■ PROVIDED TEXT:
------------

Welcome to The Power Rankings! for the week ending April 28. It wasn't a particularly messy week because Game of Thrones had no intention of moving off the seat of power, no matter how strong Rectify was. Mad Men didn't put up much effort this week, but still improved with a glimmer hope. Vikings clings on in its final week, The Americans is still, well, all U-S-A,! U-S-A! and Orphan Black is still an ass-kicker. Next week, I open the doors to some comedies. Let flux and whimsy go on a rampage! And here's an important reminder for you types who don't read the fine print before arguing: The Power Rankings! are based on weekly episodes, not cumulative greatness. On my command, unleash hell! FYI: The Power Rankings! are where television series are ranked on a weekly basis according to their most recent episodes and the ever-changing-moods of yours truly. If you want to learn how The Power Rankings! started and the methodology behind them, check out the link to the Bastard Machine post on those issues of great import. Also: The Bastard Machine blog is on Facebook. And Tim Goodman loves Twitter.
Game of Thrones
Game of Thrones is on the throne and doesn't look at all willing to relinquish it. After carrying all of that massive story in the first two or so episodes, this is now a runaway train of great story lines. Apparently the god of light works in intriguing ways. We have all kinds of Lannister issues to work through and the scene of Jamie telling the real and full story of the Kingslayer was a fantastic performance and a riveting scene. If you're going to challenge this show, you'll have to catch it on a week where it slips. Because if the episodes play like this, Game of Thrones is not moving down anytime soon.
What an intense and moving and wonderfully languid series. Ray McKinnon has created a show about a man coming off Death Row after 19 years and his re-entry into small town society is like emerging into a strange dream world. Aden Young and Abigail Spencer are excellent in this thoughtful series. Its slowness, by design, is precisely why it works. Rectify feels like the first honest account of what it must be like to lose half your life, fear death constantly and then be set free. Sundance Channel is on quite a roll.
This FX series has seemed to take just the right step each week. It understands that getting to know the people at the center, the main characters, is what will make the violence and action pay off when it arrives. It's more cat and mouse than sprint and the pacing has really made it necessary television every week. Only one more episode to go and I can't wait to see it.
Not its best episode but one that remained solid nonetheless. And here's the thing about Orphan Black - its got this residue of anticipation all over it. It came to us stylized and almost fully realized, a stunning out of nowhere entry. That kind of start can erase much bigger lapses, so Orphan Black stays in the Top 5.

------------

■ MATERIAL SUPPLIED:

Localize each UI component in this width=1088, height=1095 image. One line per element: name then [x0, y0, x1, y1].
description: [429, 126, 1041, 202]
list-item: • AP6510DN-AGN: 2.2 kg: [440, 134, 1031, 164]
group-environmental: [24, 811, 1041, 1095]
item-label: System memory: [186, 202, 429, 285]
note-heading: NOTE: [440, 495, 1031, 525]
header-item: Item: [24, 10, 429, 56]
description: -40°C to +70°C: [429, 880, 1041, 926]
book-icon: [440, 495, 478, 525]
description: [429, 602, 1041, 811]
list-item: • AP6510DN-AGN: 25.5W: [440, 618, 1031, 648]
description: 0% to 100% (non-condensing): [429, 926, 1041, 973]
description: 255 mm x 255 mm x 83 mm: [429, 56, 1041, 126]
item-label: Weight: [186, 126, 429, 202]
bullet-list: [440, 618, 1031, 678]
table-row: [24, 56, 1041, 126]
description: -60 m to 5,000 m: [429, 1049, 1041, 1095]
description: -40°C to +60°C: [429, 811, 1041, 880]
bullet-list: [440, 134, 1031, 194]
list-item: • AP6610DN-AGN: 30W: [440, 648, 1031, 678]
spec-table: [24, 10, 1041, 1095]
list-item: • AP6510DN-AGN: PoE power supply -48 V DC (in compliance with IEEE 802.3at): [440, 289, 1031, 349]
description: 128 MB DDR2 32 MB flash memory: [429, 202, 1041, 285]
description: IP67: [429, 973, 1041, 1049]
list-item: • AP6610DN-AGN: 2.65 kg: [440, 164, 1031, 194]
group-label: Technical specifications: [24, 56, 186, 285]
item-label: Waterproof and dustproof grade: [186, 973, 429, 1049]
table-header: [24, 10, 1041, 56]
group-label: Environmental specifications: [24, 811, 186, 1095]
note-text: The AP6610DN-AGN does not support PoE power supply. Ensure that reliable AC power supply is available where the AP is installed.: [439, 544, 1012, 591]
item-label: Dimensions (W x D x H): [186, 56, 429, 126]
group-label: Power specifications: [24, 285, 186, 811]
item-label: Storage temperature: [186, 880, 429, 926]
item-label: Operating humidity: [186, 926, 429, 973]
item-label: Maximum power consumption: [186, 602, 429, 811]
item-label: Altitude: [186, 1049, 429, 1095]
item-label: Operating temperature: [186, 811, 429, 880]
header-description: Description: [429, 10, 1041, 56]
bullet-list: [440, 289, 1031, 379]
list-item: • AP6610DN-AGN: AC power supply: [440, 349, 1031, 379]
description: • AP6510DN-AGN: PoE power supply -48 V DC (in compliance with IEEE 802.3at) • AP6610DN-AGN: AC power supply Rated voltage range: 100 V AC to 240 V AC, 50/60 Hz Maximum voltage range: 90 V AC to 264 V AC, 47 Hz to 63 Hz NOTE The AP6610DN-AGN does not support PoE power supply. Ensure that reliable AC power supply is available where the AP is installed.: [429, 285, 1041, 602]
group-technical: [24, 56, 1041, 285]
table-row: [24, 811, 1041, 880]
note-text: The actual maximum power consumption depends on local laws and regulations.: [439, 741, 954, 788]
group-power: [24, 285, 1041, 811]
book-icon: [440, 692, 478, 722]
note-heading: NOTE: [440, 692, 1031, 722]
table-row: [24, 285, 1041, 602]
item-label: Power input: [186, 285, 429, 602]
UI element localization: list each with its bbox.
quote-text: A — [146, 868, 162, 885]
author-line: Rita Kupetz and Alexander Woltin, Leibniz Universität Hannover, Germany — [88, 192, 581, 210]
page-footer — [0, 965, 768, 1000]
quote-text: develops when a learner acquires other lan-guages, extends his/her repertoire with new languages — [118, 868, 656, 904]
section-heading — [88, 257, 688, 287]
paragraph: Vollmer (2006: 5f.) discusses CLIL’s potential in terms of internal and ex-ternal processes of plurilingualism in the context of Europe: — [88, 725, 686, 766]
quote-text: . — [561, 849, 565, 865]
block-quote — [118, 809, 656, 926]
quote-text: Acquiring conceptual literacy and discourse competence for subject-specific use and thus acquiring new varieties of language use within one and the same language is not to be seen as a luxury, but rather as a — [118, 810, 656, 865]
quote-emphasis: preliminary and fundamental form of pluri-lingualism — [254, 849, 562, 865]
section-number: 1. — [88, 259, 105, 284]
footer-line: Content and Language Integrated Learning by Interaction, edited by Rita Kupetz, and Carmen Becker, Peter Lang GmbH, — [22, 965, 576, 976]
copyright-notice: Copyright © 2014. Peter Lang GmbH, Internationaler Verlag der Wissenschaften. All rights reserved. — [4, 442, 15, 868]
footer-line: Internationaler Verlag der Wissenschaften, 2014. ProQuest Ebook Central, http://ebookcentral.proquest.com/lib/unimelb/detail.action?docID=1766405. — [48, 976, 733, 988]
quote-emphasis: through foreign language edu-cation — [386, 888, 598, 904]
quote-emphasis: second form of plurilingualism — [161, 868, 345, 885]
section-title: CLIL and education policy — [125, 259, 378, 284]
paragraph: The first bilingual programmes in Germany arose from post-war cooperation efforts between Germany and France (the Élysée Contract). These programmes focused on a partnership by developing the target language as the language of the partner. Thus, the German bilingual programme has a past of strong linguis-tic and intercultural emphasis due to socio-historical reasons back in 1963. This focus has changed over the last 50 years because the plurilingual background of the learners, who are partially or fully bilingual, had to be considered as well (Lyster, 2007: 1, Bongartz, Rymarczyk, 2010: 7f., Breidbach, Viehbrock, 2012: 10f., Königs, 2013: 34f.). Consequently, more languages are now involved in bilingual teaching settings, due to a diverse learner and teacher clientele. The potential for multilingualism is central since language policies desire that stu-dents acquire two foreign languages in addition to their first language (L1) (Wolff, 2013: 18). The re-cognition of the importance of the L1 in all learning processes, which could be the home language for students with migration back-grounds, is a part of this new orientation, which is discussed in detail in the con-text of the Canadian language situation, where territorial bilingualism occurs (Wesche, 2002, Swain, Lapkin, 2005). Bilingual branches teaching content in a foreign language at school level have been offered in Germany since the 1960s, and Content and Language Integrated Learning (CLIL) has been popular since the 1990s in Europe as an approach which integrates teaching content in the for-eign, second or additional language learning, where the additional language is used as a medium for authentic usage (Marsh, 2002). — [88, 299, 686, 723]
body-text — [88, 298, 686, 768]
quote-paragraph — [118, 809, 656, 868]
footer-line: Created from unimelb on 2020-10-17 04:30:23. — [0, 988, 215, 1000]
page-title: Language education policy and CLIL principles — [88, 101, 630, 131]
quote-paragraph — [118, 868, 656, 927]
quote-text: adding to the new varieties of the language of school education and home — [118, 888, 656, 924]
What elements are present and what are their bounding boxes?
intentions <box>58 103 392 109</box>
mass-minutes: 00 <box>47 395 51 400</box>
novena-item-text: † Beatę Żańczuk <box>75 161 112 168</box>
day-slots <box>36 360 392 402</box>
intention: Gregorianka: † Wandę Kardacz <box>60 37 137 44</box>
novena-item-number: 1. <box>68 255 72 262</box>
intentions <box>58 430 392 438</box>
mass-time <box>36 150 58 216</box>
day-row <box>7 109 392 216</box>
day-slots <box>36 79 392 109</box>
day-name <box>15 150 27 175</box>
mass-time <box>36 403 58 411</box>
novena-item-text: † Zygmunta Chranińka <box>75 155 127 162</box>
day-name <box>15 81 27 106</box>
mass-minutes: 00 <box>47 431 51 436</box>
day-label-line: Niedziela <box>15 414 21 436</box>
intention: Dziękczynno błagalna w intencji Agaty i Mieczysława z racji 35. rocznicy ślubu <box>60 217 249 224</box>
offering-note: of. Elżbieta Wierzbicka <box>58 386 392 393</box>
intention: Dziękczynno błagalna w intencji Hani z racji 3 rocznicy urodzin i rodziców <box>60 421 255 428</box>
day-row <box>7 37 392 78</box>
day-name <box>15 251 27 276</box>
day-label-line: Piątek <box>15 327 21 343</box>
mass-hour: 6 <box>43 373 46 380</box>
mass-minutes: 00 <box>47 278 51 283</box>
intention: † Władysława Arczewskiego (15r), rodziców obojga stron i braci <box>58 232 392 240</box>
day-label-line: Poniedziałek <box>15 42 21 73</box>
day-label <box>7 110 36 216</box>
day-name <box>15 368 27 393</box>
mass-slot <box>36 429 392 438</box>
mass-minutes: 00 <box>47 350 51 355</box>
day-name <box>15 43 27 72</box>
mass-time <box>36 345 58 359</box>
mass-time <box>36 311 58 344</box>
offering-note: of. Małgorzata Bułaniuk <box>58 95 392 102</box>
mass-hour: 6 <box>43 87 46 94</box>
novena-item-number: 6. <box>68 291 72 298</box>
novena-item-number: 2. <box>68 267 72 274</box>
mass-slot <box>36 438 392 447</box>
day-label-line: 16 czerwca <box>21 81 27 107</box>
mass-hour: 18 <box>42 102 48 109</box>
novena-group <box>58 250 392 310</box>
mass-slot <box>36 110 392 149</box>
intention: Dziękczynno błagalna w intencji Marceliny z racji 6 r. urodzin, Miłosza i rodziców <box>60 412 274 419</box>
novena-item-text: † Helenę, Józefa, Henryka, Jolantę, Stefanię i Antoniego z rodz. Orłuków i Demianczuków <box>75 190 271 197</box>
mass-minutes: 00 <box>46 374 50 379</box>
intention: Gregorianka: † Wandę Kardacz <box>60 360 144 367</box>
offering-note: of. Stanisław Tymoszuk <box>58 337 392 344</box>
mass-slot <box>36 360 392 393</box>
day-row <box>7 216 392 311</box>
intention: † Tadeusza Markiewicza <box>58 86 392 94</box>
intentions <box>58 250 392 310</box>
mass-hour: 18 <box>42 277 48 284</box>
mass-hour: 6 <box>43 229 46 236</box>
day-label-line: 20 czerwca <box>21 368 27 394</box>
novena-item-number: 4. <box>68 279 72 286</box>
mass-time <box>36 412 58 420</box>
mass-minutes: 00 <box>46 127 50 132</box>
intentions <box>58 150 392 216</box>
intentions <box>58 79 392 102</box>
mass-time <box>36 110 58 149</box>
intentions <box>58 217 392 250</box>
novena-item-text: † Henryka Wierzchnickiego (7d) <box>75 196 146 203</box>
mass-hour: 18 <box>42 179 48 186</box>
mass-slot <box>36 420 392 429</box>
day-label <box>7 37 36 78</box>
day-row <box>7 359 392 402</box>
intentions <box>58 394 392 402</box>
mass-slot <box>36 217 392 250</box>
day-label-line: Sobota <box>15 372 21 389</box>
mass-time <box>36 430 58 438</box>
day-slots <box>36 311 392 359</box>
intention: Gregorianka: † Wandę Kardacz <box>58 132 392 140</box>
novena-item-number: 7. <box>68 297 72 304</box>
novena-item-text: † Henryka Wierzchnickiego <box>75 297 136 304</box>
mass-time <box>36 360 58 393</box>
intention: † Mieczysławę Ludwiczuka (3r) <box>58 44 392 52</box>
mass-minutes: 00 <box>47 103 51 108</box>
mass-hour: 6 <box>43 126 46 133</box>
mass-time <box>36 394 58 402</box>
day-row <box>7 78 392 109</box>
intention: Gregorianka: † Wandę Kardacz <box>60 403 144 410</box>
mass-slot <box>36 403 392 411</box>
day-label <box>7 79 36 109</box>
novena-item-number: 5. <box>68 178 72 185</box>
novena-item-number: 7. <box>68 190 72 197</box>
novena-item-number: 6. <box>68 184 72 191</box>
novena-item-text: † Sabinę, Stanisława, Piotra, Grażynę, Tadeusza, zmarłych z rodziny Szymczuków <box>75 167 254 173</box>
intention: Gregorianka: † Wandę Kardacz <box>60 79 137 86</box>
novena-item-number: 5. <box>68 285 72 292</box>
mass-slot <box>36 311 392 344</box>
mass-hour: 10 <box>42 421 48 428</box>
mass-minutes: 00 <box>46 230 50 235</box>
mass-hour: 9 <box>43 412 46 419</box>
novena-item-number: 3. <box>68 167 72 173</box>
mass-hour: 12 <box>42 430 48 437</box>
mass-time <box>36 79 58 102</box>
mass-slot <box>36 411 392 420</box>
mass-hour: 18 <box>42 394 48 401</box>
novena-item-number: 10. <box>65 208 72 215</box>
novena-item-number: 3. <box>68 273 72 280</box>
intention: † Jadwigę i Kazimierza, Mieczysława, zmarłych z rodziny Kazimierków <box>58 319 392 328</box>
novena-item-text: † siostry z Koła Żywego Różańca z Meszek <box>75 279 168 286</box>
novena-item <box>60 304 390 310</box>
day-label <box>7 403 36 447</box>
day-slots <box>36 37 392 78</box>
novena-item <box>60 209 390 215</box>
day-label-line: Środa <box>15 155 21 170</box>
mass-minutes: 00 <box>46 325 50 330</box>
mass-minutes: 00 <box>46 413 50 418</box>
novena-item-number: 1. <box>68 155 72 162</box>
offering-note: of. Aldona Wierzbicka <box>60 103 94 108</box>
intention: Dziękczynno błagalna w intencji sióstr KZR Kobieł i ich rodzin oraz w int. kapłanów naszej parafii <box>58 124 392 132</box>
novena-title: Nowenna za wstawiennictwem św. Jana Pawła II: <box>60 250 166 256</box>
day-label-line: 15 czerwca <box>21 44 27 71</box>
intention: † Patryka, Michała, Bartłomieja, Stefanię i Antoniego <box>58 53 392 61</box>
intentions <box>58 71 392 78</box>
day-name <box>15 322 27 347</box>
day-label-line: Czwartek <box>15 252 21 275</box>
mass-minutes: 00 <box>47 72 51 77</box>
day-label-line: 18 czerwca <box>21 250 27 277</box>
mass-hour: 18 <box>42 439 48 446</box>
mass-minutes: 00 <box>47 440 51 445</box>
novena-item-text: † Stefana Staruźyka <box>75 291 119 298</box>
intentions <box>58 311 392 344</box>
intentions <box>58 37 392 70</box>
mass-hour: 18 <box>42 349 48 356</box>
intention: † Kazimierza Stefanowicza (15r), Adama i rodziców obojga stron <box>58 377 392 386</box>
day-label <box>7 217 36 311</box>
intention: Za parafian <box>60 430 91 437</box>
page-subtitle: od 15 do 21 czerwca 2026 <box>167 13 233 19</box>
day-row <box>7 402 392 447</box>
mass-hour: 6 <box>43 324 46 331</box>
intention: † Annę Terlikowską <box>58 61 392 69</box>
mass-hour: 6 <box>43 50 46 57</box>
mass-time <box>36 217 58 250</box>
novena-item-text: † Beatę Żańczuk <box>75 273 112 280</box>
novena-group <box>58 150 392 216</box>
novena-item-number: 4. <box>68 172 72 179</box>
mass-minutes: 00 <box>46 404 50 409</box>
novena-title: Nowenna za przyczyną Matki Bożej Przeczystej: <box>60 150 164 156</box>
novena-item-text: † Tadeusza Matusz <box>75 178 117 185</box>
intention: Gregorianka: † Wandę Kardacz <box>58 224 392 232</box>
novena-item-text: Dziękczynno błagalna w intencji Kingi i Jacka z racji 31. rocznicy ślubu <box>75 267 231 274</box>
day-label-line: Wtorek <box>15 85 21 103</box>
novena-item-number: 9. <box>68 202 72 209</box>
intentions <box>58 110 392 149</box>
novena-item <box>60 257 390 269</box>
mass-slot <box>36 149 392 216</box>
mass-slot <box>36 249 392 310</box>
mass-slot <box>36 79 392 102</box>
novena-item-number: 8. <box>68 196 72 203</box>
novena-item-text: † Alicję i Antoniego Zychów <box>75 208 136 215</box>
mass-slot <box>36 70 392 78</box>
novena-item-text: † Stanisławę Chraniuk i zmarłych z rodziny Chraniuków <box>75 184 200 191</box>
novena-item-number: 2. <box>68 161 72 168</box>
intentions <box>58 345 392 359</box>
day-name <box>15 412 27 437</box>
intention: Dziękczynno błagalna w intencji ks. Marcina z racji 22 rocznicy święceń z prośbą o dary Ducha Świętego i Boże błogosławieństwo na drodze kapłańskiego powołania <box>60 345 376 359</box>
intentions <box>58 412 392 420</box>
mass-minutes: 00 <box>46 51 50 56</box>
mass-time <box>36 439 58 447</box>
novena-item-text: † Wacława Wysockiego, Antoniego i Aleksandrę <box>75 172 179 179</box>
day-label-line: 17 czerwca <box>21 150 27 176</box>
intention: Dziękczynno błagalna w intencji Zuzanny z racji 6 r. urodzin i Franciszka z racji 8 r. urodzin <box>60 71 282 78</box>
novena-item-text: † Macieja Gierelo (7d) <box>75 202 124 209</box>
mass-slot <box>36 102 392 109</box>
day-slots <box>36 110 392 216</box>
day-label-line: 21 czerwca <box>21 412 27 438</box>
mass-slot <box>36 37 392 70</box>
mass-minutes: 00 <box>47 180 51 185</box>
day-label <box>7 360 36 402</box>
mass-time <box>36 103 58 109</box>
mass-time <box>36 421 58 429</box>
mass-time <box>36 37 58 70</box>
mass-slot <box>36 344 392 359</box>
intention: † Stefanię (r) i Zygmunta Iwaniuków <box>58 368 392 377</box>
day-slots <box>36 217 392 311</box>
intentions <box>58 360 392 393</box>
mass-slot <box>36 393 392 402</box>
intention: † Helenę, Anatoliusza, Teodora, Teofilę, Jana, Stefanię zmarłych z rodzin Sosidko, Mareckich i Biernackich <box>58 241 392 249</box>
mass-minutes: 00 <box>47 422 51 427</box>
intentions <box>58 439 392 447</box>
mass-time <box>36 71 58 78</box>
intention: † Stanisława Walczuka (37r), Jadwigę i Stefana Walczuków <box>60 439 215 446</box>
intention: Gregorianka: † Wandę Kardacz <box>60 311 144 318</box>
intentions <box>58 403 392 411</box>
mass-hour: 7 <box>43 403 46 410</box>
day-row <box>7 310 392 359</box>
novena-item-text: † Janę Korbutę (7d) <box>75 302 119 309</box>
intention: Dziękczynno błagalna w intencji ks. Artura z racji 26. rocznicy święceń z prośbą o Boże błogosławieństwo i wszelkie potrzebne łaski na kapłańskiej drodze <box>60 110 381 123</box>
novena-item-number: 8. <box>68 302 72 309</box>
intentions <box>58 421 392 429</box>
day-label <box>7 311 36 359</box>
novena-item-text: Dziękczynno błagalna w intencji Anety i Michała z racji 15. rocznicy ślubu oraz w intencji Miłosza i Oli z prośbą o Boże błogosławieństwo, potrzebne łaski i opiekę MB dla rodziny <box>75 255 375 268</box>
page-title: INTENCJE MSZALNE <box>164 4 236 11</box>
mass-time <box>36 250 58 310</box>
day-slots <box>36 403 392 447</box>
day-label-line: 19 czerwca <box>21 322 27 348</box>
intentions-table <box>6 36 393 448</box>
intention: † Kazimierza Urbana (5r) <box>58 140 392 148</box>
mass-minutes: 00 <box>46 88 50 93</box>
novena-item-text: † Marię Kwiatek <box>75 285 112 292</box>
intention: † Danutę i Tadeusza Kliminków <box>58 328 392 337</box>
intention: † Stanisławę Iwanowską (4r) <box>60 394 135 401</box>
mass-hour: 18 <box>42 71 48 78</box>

------------

■ OBJECTIVES:
1: According to the TV power rankings column, how many years did the man at the center of Rectify spend on Death Row?
2: Write the next part of the TV power rankings column, picking up after its last sentence.

■ PER-TASK ANSWERS:
1: 19 years

2:
A modest uptick but also one that was earned. As I noted in my deconstruction of the last episode, there were hints that Don's willingness to look inside will return. It's the only element that can make him redeemable. Otherwise it's just more of the same and Mad Men has never been that content. The trouble is, 1968 as a framework for this season is going to take a toll on Mad Men. It was never meant to be a historical document and when it has to dramatize those events (rather than compartmentalize them as in the past), the series bogs down in trying to get the tone right. It's not a tone the show is designed for, so the less we spend on what happened that year in the news the better Mad Men is likely to be. There were two or three small scenes that lent some hope. Here's hoping there's a full episode of that storytelling next week.
I'm always open to arguments about what shows should be on this list. That's because each week that I construct the Elite 11, I know there are up to a handful that could easily make it (this week, Elementary for sure). As a fan of the first two seasons of The Borgias, where it was a frequent participant on this list, I can tell you the show or those involved with it could have been right in calling bullshit on its exclusion. But here it is, back where it belongs, and brothers and sisters I couldn't be more satisfied. Ah, yes. That. If you watch the show, you know what I referenced. If you don't watch, you should be. Welcome back to the Top 10, Borgias!
House of Cards
I'll say it again, as much as I love how Netflix allows you to speed through or marathon series, there's something missing when you can't chat about it week to week with your regular TV talkers. Everybody has a different schedule. But you go about your business, and I will give my appreciation solo if need be, no matter how loud the echo.
OK, Vera Farmiga is just flat out scaring me now. But I can't look away from her.
Da Vinci's Demons
All three of these last shows are fun to watch. They are entertaining. For some, that's the extent of their accomplishment. Others add fine acting and this one adds a level of fascination that I think is under-appreciated. I'll say it again: Leonardo Da Vinci was an interesting guy. You want him at your dinner table. There's a lot to mine here. And the so called "missing years"? Perfect fodder to invent something. Oooh, see what I did there? Just watch the damned thing.
Don't take the tiny drop as a sign of a letdown. The Borgias has added flux. I've been waiting for a fun sci-fi show -- outside of Falling Skies -- and this works quite well for me. Keep 'em coming.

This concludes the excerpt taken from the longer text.